Copy all lines that contain the word "color".

Stored records:

----

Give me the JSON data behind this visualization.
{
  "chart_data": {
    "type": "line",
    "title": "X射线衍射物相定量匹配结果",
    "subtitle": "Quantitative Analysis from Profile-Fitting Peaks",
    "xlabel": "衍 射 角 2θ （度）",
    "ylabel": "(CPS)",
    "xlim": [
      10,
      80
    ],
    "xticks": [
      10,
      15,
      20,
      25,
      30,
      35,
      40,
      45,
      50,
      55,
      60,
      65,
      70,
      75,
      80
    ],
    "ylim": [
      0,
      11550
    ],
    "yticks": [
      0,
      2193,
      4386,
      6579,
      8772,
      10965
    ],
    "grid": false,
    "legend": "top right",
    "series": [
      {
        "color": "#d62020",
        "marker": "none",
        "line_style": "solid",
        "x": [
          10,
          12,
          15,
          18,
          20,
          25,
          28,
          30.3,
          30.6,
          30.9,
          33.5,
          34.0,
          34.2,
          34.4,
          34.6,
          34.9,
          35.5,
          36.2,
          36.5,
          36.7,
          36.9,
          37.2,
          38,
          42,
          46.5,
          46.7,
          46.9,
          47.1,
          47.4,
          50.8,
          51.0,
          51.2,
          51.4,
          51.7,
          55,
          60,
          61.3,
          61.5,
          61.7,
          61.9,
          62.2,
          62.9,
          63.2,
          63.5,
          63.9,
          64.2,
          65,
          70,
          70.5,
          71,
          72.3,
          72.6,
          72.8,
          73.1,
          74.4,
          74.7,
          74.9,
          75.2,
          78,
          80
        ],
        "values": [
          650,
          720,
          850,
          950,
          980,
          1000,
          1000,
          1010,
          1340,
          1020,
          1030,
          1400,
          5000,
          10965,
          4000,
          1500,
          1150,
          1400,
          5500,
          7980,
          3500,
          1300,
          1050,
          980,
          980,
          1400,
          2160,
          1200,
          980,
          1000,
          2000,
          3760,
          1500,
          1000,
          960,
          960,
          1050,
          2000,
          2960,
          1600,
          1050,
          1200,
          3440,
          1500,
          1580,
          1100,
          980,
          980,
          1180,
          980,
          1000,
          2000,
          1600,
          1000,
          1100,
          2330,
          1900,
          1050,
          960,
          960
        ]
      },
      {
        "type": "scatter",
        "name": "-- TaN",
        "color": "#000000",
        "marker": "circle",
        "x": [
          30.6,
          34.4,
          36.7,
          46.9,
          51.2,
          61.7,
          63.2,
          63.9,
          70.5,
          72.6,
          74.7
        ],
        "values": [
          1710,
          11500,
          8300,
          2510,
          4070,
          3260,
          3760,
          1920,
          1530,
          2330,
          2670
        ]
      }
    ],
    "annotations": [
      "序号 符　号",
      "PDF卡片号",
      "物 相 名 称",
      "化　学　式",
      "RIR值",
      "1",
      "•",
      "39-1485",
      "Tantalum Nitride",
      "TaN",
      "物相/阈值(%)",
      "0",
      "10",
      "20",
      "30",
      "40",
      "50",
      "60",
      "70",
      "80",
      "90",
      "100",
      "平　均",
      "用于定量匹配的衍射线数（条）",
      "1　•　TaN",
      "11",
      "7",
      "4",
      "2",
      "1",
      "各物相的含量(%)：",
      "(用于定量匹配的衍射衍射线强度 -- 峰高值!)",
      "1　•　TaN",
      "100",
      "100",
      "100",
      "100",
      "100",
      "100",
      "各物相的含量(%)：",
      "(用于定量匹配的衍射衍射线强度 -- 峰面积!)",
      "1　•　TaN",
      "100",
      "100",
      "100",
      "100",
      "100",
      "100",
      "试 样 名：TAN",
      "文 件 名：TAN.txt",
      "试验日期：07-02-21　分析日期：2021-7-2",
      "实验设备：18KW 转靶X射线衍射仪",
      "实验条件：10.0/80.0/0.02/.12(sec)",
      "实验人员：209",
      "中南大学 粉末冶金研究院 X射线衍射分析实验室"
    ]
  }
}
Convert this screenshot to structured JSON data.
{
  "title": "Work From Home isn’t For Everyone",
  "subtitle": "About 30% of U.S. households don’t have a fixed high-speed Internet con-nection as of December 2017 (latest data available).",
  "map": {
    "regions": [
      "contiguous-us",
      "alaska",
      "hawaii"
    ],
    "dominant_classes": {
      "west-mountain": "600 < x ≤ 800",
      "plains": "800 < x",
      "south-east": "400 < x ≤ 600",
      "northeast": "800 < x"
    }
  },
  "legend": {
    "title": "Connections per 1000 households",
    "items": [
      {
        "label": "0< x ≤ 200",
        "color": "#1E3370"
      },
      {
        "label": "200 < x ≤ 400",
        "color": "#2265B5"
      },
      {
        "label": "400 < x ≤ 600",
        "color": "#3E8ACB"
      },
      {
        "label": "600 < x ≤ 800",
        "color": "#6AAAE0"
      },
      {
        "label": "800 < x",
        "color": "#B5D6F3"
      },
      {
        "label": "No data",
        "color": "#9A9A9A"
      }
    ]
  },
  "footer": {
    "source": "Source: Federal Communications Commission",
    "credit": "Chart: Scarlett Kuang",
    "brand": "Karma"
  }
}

----

OUTPUT BELOW:
        "color": "#d62020",
        "color": "#000000",
        "color": "#1E3370"
        "color": "#2265B5"
        "color": "#3E8ACB"
        "color": "#6AAAE0"
        "color": "#B5D6F3"
        "color": "#9A9A9A"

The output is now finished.